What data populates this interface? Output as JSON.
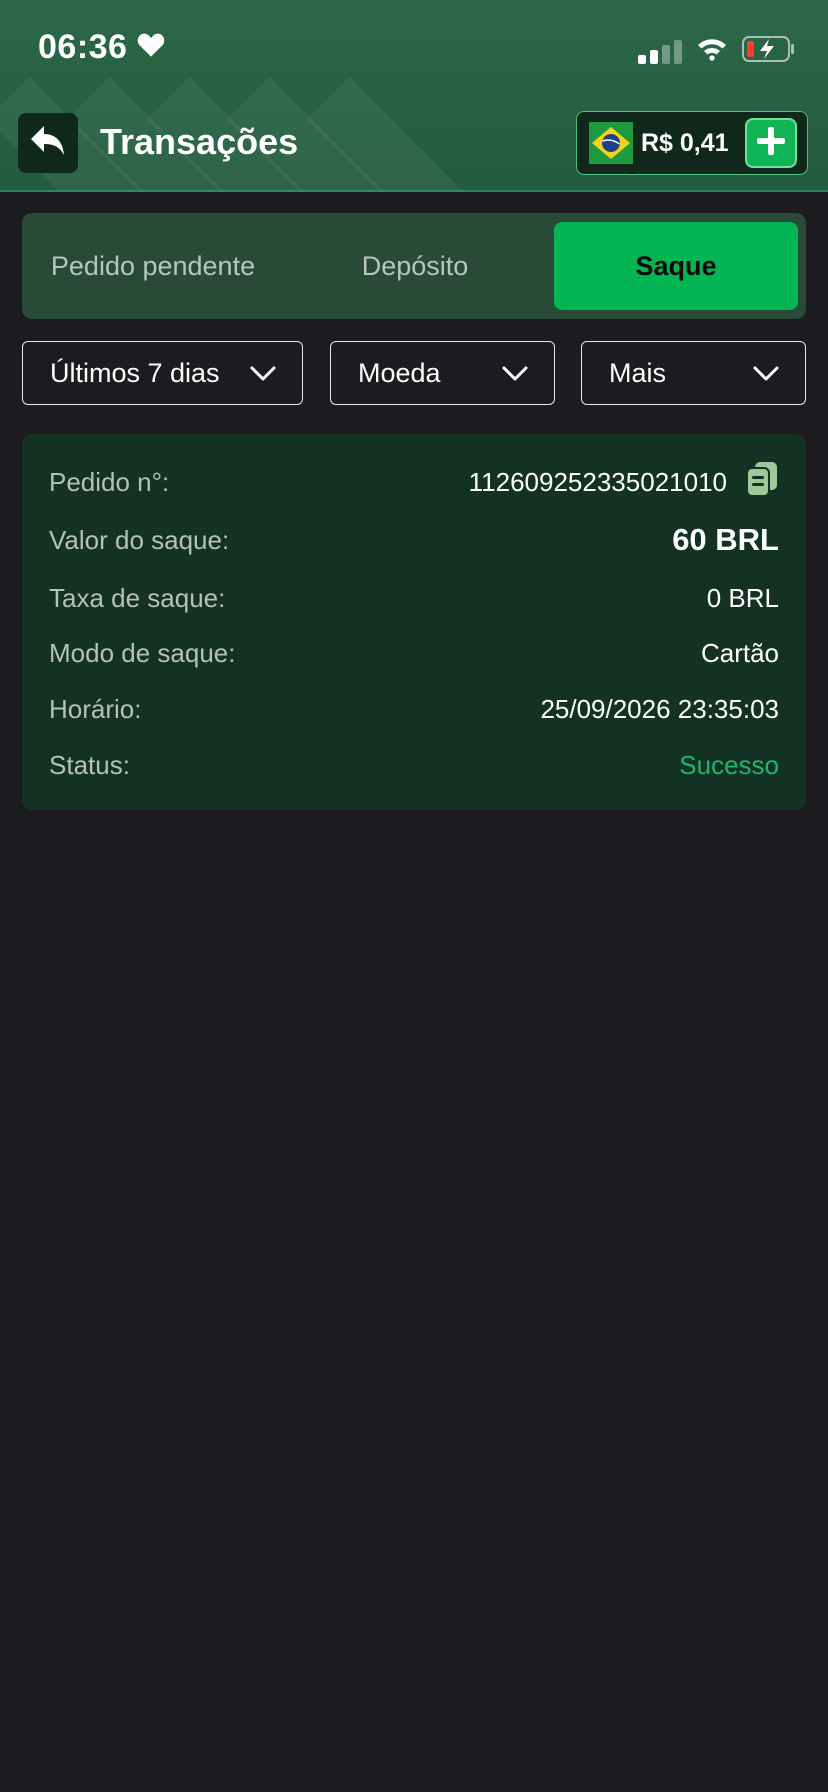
{
  "status_bar": {
    "time": "06:36"
  },
  "header": {
    "title": "Transações",
    "balance": "R$ 0,41"
  },
  "tabs": [
    {
      "label": "Pedido pendente",
      "active": false
    },
    {
      "label": "Depósito",
      "active": false
    },
    {
      "label": "Saque",
      "active": true
    }
  ],
  "filters": {
    "period": "Últimos 7 dias",
    "currency": "Moeda",
    "more": "Mais"
  },
  "transaction": {
    "order_label": "Pedido n°:",
    "order_value": "112609252335021010",
    "amount_label": "Valor do saque:",
    "amount_value": "60 BRL",
    "fee_label": "Taxa de saque:",
    "fee_value": "0 BRL",
    "mode_label": "Modo de saque:",
    "mode_value": "Cartão",
    "time_label": "Horário:",
    "time_value": "25/09/2026 23:35:03",
    "status_label": "Status:",
    "status_value": "Sucesso"
  },
  "colors": {
    "accent": "#04b554",
    "header_bg": "#2b6748",
    "card_bg": "#143223",
    "success": "#1fb56a",
    "page_bg": "#1c1c20"
  }
}
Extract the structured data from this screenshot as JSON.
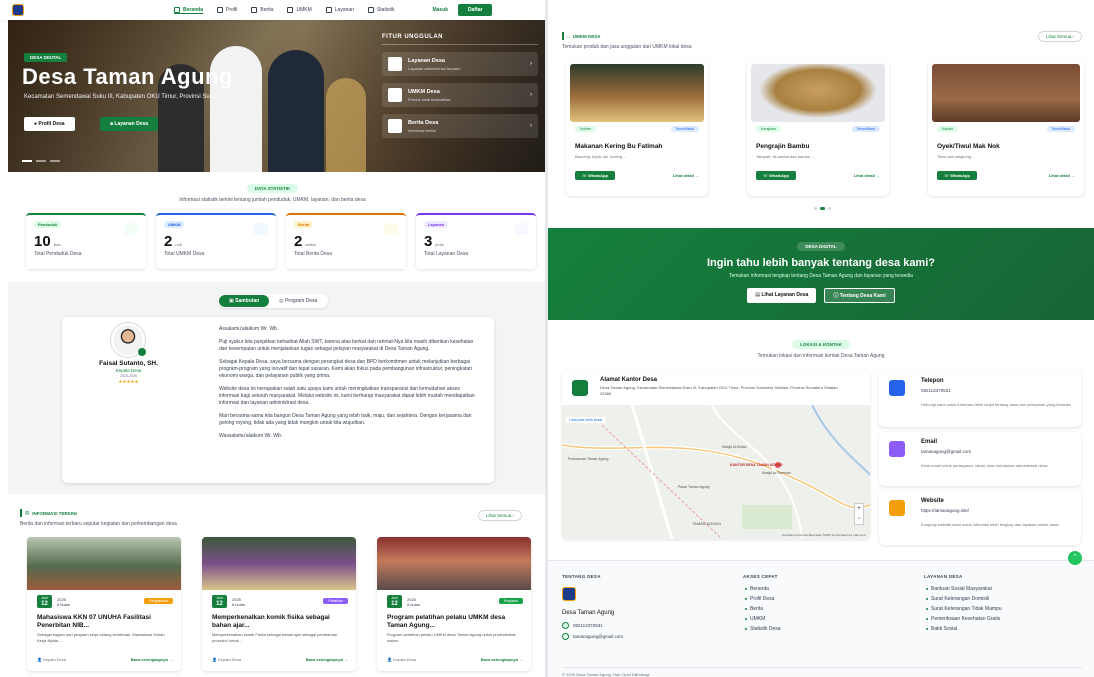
{
  "nav": {
    "links": [
      "Beranda",
      "Profil",
      "Berita",
      "UMKM",
      "Layanan",
      "Statistik"
    ],
    "masuk": "Masuk",
    "daftar": "Daftar"
  },
  "hero": {
    "badge": "DESA DIGITAL",
    "title": "Desa Taman Agung",
    "subtitle": "Kecamatan Semendawai Suku III, Kabupaten OKU Timur, Provinsi Sumatera Selatan",
    "btn_profil": "Profil Desa",
    "btn_layanan": "Layanan Desa",
    "fitur_title": "FITUR UNGGULAN",
    "fitur": [
      {
        "name": "Layanan Desa",
        "desc": "Layanan administrasi terpadu"
      },
      {
        "name": "UMKM Desa",
        "desc": "Produk lokal berkualitas"
      },
      {
        "name": "Berita Desa",
        "desc": "Informasi terkini"
      }
    ]
  },
  "stats": {
    "badge": "DATA STATISTIK",
    "subtitle": "Informasi statistik terkini tentang jumlah penduduk, UMKM, layanan, dan berita desa",
    "cards": [
      {
        "chip": "Penduduk",
        "value": "10",
        "unit": "jiwa",
        "label": "Total Penduduk Desa",
        "color": "#15803d",
        "bg": "#dcfce7"
      },
      {
        "chip": "UMKM",
        "value": "2",
        "unit": "unit",
        "label": "Total UMKM Desa",
        "color": "#2563eb",
        "bg": "#dbeafe"
      },
      {
        "chip": "Berita",
        "value": "2",
        "unit": "artikel",
        "label": "Total Berita Desa",
        "color": "#d97706",
        "bg": "#fef3c7"
      },
      {
        "chip": "Layanan",
        "value": "3",
        "unit": "jenis",
        "label": "Total Layanan Desa",
        "color": "#7c3aed",
        "bg": "#ede9fe"
      }
    ]
  },
  "sambutan": {
    "tab_active": "Sambutan",
    "tab_other": "Program Desa",
    "name": "Faisal Sutanto, SH.",
    "role": "Kepala Desa",
    "period": "2020-2026",
    "stars": "★★★★★",
    "paragraphs": [
      "Assalamu'alaikum Wr. Wb.",
      "Puji syukur kita panjatkan kehadirat Allah SWT, karena atas berkat dan rahmat-Nya kita masih diberikan kesehatan dan kesempatan untuk menjalankan tugas sebagai pelayan masyarakat di Desa Taman Agung.",
      "Sebagai Kepala Desa, saya bersama dengan perangkat desa dan BPD berkomitmen untuk melanjutkan berbagai program-program yang inovatif dan tepat sasaran. Kami akan fokus pada pembangunan infrastruktur, peningkatan ekonomi warga, dan pelayanan publik yang prima.",
      "Website desa ini merupakan salah satu upaya kami untuk meningkatkan transparansi dan kemudahan akses informasi bagi seluruh masyarakat. Melalui website ini, kami berharap masyarakat dapat lebih mudah mendapatkan informasi dan layanan administrasi desa.",
      "Mari bersama-sama kita bangun Desa Taman Agung yang lebih baik, maju, dan sejahtera. Dengan kerjasama dan gotong royong, tidak ada yang tidak mungkin untuk kita wujudkan.",
      "Wassalamu'alaikum Wr. Wb."
    ]
  },
  "info": {
    "title": "INFORMASI TERKINI",
    "subtitle": "Berita dan informasi terbaru seputar kegiatan dan perkembangan desa",
    "lihat": "Lihat Semua",
    "news": [
      {
        "day": "12",
        "month": "Juni",
        "year": "2025",
        "time": "8 bulan",
        "cat": "Pengabdian",
        "catcolor": "#f59e0b",
        "title": "Mahasiswa KKN 07 UNUHA Fasilitasi Penerbitan NIB...",
        "excerpt": "Sebagai bagian dari program kerja bidang kemitraan, Mahasiswa Kuliah Kerja Nyata...",
        "author": "Kepala Desa",
        "more": "Baca selengkapnya"
      },
      {
        "day": "12",
        "month": "Juni",
        "year": "2025",
        "time": "8 bulan",
        "cat": "Pelatihan",
        "catcolor": "#8b5cf6",
        "title": "Memperkenalkan komik fisika sebagai bahan ajar...",
        "excerpt": "Memperkenalkan komik Fisika sebagai bahan ajar sebagai pembaruan prosedur untuk...",
        "author": "Kepala Desa",
        "more": "Baca selengkapnya"
      },
      {
        "day": "12",
        "month": "Juni",
        "year": "2025",
        "time": "8 bulan",
        "cat": "Kegiatan",
        "catcolor": "#16a34a",
        "title": "Program pelatihan pelaku UMKM desa Taman Agung...",
        "excerpt": "Program pelatihan pelaku UMKM desa Taman Agung untuk produktivitas dalam...",
        "author": "Kepala Desa",
        "more": "Baca selengkapnya"
      }
    ]
  },
  "umkm": {
    "title": "UMKM DESA",
    "subtitle": "Temukan produk dan jasa unggulan dari UMKM lokal desa",
    "lihat": "Lihat Semua",
    "products": [
      {
        "kat": "Kuliner",
        "ver": "Terverifikasi",
        "name": "Makanan Kering Bu Fatimah",
        "desc": "Basreng, kripik ubi, lonting ...",
        "wa": "WhatsApp",
        "detail": "Lihat detail"
      },
      {
        "kat": "Kerajinan",
        "ver": "Terverifikasi",
        "name": "Pengrajin Bambu",
        "desc": "Tampah, tik-tomba dari bambu ...",
        "wa": "WhatsApp",
        "detail": "Lihat detail"
      },
      {
        "kat": "Kuliner",
        "ver": "Terverifikasi",
        "name": "Oyek/Tiwul Mak Nok",
        "desc": "Tiwul dari singkong ...",
        "wa": "WhatsApp",
        "detail": "Lihat detail"
      }
    ]
  },
  "cta": {
    "badge": "DESA DIGITAL",
    "title": "Ingin tahu lebih banyak tentang desa kami?",
    "subtitle": "Temukan informasi lengkap tentang Desa Taman Agung dan layanan yang tersedia",
    "btn1": "Lihat Layanan Desa",
    "btn2": "Tentang Desa Kami"
  },
  "lokasi": {
    "badge": "LOKASI & KONTAK",
    "subtitle": "Temukan lokasi dan informasi kontak Desa Taman Agung",
    "addr_title": "Alamat Kantor Desa",
    "addr": "Desa Taman Agung, Kecamatan Semendawai Suku III, Kabupaten OKU Timur, Provinsi Sumatera Selatan, Provinsi Sumatera Selatan 32386",
    "map_places": [
      "Lihat peta lebih besar",
      "Masjid Al-Ikhlas",
      "Masjid Ar-Rahman",
      "KANTOR DESA TAMAN AGUNG",
      "Puskesmas Taman Agung",
      "Pasar Taman Agung",
      "TAMAN AGUNG"
    ],
    "map_attr": "Keyboard shortcuts  Map data ©2025  Terms  Report a map error",
    "contacts": [
      {
        "title": "Telepon",
        "value": "082113370531",
        "desc": "Hubungi kami untuk informasi lebih lanjut tentang desa dan pelayanan yang tersedia",
        "color": "#2563eb"
      },
      {
        "title": "Email",
        "value": "tamanagung@gmail.com",
        "desc": "Kirim email untuk pertanyaan, saran, atau kebutuhan administrasi desa.",
        "color": "#8b5cf6"
      },
      {
        "title": "Website",
        "value": "https://tamanagung.site/",
        "desc": "Kunjungi website kami untuk informasi lebih lengkap dan layanan online desa.",
        "color": "#f59e0b"
      }
    ]
  },
  "footer": {
    "h1": "TENTANG DESA",
    "h2": "AKSES CEPAT",
    "h3": "LAYANAN DESA",
    "name": "Desa Taman Agung",
    "phone": "082113370531",
    "email": "tamanagung@gmail.com",
    "akses": [
      "Beranda",
      "Profil Desa",
      "Berita",
      "UMKM",
      "Statistik Desa"
    ],
    "layanan": [
      "Bantuan Sosial Masyarakat",
      "Surat Keterangan Domisili",
      "Surat Keterangan Tidak Mampu",
      "Pemeriksaan Kesehatan Gratis",
      "Bakti Sosial"
    ],
    "copyright": "© 2025 Desa Taman Agung. Hak Cipta Dilindungi."
  }
}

_Problem_. In the records above, locate each line with the word "komik". Copy all such lines.

_Answer to this problem_.
        "title": "Memperkenalkan komik fisika sebagai bahan ajar...",
        "excerpt": "Memperkenalkan komik Fisika sebagai bahan ajar sebagai pembaruan prosedur untuk...",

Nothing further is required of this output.